> _SHORT PROBLEM_
Every entry should be repeated exactly. Omit the pictures.

** start **

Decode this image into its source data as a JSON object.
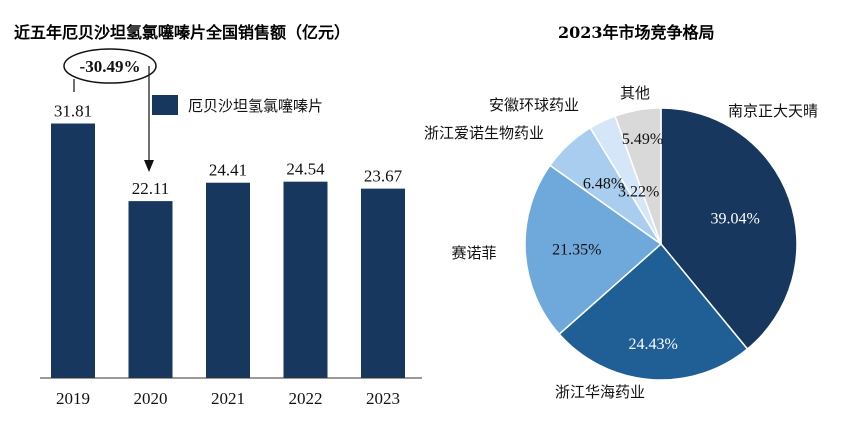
{
  "chart_data": [
    {
      "type": "bar",
      "title": "近五年厄贝沙坦氢氯噻嗪片全国销售额（亿元）",
      "categories": [
        "2019",
        "2020",
        "2021",
        "2022",
        "2023"
      ],
      "series": [
        {
          "name": "厄贝沙坦氢氯噻嗪片",
          "values": [
            31.81,
            22.11,
            24.41,
            24.54,
            23.67
          ],
          "color": "#17375e"
        }
      ],
      "value_labels": [
        "31.81",
        "22.11",
        "24.41",
        "24.54",
        "23.67"
      ],
      "ylim": [
        0,
        40
      ],
      "annotation": {
        "text": "-30.49%",
        "from": "2019",
        "to": "2020"
      },
      "legend_position": "top-right",
      "xlabel": "",
      "ylabel": ""
    },
    {
      "type": "pie",
      "title": "2023年市场竞争格局",
      "slices": [
        {
          "name": "南京正大天晴",
          "value": 39.04,
          "label": "39.04%",
          "color": "#17375e",
          "text_color": "#ffffff"
        },
        {
          "name": "浙江华海药业",
          "value": 24.43,
          "label": "24.43%",
          "color": "#1f5f96",
          "text_color": "#ffffff"
        },
        {
          "name": "赛诺菲",
          "value": 21.35,
          "label": "21.35%",
          "color": "#6fa9dc",
          "text_color": "#111111"
        },
        {
          "name": "浙江爱诺生物药业",
          "value": 6.48,
          "label": "6.48%",
          "color": "#a9cdee",
          "text_color": "#111111"
        },
        {
          "name": "安徽环球药业",
          "value": 3.22,
          "label": "3.22%",
          "color": "#d4e6f7",
          "text_color": "#111111"
        },
        {
          "name": "其他",
          "value": 5.49,
          "label": "5.49%",
          "color": "#d9d9d9",
          "text_color": "#111111"
        }
      ],
      "start_angle_deg": 0,
      "direction": "clockwise"
    }
  ]
}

** end **

> _WRITTEN ANSWER_
Decode this image into its source data as a JSON object.
{
  "chart_data": [
    {
      "type": "bar",
      "title": "近五年厄贝沙坦氢氯噻嗪片全国销售额（亿元）",
      "categories": [
        "2019",
        "2020",
        "2021",
        "2022",
        "2023"
      ],
      "series": [
        {
          "name": "厄贝沙坦氢氯噻嗪片",
          "values": [
            31.81,
            22.11,
            24.41,
            24.54,
            23.67
          ],
          "color": "#17375e"
        }
      ],
      "value_labels": [
        "31.81",
        "22.11",
        "24.41",
        "24.54",
        "23.67"
      ],
      "ylim": [
        0,
        40
      ],
      "annotation": {
        "text": "-30.49%",
        "from": "2019",
        "to": "2020"
      },
      "legend_position": "top-right",
      "xlabel": "",
      "ylabel": ""
    },
    {
      "type": "pie",
      "title": "2023年市场竞争格局",
      "slices": [
        {
          "name": "南京正大天晴",
          "value": 39.04,
          "label": "39.04%",
          "color": "#17375e",
          "text_color": "#ffffff"
        },
        {
          "name": "浙江华海药业",
          "value": 24.43,
          "label": "24.43%",
          "color": "#1f5f96",
          "text_color": "#ffffff"
        },
        {
          "name": "赛诺菲",
          "value": 21.35,
          "label": "21.35%",
          "color": "#6fa9dc",
          "text_color": "#111111"
        },
        {
          "name": "浙江爱诺生物药业",
          "value": 6.48,
          "label": "6.48%",
          "color": "#a9cdee",
          "text_color": "#111111"
        },
        {
          "name": "安徽环球药业",
          "value": 3.22,
          "label": "3.22%",
          "color": "#d4e6f7",
          "text_color": "#111111"
        },
        {
          "name": "其他",
          "value": 5.49,
          "label": "5.49%",
          "color": "#d9d9d9",
          "text_color": "#111111"
        }
      ],
      "start_angle_deg": 0,
      "direction": "clockwise"
    }
  ]
}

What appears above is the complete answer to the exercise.